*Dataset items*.
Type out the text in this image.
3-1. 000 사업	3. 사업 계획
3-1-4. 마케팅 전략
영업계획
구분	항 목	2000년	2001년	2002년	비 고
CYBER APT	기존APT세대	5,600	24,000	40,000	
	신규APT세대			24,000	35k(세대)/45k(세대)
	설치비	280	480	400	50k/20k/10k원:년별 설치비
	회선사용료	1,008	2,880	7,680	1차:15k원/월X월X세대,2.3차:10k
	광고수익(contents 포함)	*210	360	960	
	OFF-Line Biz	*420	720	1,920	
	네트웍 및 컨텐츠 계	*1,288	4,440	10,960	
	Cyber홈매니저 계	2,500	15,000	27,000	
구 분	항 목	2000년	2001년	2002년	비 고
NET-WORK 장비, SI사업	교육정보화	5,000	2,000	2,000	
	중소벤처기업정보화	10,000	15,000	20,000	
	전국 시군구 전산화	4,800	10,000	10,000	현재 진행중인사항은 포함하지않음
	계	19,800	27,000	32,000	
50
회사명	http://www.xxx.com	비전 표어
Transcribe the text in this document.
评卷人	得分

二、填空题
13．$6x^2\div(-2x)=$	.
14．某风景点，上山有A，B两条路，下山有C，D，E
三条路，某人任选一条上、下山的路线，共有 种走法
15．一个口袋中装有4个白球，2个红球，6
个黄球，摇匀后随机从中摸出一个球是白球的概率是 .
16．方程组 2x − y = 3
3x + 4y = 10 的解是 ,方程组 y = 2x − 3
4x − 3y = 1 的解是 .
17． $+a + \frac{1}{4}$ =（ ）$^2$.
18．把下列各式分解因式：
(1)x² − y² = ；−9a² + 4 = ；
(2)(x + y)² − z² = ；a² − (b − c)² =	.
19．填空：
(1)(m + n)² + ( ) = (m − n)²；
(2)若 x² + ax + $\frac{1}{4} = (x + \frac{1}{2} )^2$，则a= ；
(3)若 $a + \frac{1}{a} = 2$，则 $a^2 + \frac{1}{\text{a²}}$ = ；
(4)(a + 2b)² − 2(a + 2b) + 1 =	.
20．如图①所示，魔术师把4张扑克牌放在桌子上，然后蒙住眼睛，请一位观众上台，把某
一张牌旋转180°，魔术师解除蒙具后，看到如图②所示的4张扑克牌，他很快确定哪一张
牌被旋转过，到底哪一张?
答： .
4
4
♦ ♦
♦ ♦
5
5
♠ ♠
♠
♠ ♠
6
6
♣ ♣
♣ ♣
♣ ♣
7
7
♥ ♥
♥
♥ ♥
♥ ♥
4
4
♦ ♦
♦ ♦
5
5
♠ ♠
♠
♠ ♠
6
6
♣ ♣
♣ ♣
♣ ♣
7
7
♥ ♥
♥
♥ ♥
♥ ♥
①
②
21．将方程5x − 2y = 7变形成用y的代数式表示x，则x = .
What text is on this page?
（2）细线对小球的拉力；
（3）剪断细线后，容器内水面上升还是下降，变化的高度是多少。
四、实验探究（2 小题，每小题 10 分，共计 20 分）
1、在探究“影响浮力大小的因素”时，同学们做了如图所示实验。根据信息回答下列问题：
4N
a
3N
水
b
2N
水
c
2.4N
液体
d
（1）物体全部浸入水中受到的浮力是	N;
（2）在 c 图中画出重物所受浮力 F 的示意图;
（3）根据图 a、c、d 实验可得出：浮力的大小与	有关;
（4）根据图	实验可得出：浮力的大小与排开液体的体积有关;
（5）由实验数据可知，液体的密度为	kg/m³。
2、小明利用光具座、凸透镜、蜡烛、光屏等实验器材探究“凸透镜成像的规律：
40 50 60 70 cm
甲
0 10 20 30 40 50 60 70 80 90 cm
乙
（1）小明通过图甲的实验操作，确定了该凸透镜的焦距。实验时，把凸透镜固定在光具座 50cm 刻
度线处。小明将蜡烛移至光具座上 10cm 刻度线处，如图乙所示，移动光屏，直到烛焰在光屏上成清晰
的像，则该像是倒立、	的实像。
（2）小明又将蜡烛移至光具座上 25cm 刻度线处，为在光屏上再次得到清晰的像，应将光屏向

*CHALLENGE*. Copy every line above that holds the word "text".

*TASK OUTPUT*.
Type out the text in this image.
Transcribe the text in this document.
(3)若 $a + \frac{1}{a} = 2$，则 $a^2 + \frac{1}{\text{a²}}$ = ；
What text is on this page?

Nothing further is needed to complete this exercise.